> [WHAT IS REQUIRED]: Reproduce all lines of the listing below in which the word "using" occurs.

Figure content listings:
((

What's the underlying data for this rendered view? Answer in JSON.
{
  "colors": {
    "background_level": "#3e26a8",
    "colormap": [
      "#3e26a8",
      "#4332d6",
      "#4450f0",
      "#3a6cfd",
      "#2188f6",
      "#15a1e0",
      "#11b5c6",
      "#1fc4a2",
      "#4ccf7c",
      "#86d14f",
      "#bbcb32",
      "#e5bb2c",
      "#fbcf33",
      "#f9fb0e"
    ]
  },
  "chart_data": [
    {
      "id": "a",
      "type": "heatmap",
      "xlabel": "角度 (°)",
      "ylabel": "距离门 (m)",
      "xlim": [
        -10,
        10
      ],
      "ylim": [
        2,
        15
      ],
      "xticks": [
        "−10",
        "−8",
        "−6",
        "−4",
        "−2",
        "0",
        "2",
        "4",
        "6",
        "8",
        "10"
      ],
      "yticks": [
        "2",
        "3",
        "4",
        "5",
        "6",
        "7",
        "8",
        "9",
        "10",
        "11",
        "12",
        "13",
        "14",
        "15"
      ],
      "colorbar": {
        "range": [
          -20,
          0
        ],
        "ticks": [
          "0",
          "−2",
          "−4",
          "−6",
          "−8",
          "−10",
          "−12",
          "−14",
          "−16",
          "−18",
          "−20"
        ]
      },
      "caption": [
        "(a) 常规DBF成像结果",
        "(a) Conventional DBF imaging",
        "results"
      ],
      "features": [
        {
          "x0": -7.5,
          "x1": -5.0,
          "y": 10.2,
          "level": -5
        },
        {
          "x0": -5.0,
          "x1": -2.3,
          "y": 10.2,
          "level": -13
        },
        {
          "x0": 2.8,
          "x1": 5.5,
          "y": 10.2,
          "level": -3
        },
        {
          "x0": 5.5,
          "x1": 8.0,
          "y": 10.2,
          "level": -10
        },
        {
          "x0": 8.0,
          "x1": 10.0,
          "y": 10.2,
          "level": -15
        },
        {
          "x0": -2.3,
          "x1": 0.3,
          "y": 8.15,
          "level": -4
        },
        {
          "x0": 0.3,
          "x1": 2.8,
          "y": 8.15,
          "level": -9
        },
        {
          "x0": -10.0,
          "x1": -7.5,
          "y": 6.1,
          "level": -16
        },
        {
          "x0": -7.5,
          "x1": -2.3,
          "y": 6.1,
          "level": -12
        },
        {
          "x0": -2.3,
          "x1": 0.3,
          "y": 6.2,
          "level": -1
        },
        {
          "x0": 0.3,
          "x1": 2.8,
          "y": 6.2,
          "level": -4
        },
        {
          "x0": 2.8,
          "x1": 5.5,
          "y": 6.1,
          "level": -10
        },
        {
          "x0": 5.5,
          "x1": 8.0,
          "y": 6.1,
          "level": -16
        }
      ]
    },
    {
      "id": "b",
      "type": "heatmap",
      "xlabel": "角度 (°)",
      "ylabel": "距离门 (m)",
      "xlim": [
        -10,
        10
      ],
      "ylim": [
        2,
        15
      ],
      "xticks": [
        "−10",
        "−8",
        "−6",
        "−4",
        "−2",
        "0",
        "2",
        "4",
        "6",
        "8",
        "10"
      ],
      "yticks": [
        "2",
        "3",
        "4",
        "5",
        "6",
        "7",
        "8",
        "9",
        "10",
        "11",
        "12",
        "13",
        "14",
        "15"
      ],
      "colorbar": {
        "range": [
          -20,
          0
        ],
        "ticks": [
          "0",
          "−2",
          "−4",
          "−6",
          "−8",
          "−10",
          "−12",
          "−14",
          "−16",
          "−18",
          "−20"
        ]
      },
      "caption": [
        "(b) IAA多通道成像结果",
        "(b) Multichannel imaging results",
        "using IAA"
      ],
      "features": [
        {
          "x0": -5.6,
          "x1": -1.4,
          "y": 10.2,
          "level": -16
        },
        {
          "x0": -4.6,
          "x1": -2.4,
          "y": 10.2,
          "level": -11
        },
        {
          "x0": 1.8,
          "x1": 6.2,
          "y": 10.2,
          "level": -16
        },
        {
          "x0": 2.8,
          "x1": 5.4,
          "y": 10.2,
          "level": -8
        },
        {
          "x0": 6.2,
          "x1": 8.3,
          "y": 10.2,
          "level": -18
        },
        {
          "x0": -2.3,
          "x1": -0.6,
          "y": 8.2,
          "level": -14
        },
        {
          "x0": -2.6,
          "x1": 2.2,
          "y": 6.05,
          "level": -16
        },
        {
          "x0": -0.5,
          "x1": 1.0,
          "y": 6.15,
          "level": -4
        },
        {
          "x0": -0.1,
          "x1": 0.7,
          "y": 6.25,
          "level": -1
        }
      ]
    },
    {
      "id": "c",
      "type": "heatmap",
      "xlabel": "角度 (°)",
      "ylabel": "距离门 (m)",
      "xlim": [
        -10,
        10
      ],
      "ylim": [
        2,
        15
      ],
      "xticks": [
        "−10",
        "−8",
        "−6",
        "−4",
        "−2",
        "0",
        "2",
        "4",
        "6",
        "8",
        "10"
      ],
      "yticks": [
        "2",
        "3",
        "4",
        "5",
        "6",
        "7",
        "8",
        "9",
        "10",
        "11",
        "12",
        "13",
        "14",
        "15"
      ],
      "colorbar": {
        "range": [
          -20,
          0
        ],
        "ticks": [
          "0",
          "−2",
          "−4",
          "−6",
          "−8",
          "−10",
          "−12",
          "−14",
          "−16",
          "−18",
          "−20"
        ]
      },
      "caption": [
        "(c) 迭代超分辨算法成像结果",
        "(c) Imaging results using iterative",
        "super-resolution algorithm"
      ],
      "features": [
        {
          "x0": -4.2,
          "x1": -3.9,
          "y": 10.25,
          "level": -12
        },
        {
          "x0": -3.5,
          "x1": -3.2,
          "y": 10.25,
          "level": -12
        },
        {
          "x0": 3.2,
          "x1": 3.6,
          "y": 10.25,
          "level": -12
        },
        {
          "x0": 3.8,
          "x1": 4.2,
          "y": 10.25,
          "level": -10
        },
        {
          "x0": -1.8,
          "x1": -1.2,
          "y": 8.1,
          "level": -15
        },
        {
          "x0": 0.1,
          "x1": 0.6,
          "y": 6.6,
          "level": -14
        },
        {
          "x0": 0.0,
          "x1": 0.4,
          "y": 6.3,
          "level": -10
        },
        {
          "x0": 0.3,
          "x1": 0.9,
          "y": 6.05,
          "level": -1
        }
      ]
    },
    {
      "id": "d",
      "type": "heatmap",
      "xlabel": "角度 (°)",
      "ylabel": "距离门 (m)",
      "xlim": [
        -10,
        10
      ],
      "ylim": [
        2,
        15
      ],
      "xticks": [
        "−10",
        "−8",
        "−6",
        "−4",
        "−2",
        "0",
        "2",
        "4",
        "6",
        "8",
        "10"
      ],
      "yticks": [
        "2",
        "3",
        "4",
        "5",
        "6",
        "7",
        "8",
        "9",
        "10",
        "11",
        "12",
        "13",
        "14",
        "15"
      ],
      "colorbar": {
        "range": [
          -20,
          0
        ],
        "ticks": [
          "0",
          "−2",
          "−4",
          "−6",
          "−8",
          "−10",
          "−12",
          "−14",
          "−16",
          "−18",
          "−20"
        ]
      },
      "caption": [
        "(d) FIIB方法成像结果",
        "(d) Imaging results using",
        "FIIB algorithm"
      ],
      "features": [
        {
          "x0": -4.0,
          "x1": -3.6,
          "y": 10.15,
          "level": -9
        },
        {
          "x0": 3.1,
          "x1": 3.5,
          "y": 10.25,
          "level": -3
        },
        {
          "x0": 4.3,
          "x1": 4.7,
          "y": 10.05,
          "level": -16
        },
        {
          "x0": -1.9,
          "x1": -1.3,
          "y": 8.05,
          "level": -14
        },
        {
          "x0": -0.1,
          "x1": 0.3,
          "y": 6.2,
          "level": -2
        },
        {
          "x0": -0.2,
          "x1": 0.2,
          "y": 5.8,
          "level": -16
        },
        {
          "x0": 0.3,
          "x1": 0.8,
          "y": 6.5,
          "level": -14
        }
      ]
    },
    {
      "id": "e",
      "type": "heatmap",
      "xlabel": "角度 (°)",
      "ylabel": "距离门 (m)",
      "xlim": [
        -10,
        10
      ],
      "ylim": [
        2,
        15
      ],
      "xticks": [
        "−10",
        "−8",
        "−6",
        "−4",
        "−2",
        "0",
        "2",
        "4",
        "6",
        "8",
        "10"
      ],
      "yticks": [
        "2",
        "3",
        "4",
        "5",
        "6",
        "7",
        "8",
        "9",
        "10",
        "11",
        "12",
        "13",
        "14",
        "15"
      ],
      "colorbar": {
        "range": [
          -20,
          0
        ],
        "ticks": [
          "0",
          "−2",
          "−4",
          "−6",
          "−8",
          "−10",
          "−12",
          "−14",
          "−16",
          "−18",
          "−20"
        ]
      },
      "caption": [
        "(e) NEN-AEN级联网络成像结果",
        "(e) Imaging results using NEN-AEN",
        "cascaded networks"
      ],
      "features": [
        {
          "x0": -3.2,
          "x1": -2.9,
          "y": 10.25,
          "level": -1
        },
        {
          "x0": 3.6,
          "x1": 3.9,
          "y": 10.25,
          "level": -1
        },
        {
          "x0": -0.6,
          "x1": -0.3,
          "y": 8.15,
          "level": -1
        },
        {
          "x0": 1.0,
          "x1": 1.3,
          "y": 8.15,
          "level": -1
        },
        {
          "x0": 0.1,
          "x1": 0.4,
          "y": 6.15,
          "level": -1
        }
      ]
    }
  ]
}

))

> [RESPONSE]:
        "using IAA"
        "(c) Imaging results using iterative",
        "(d) Imaging results using",
        "(e) Imaging results using NEN-AEN",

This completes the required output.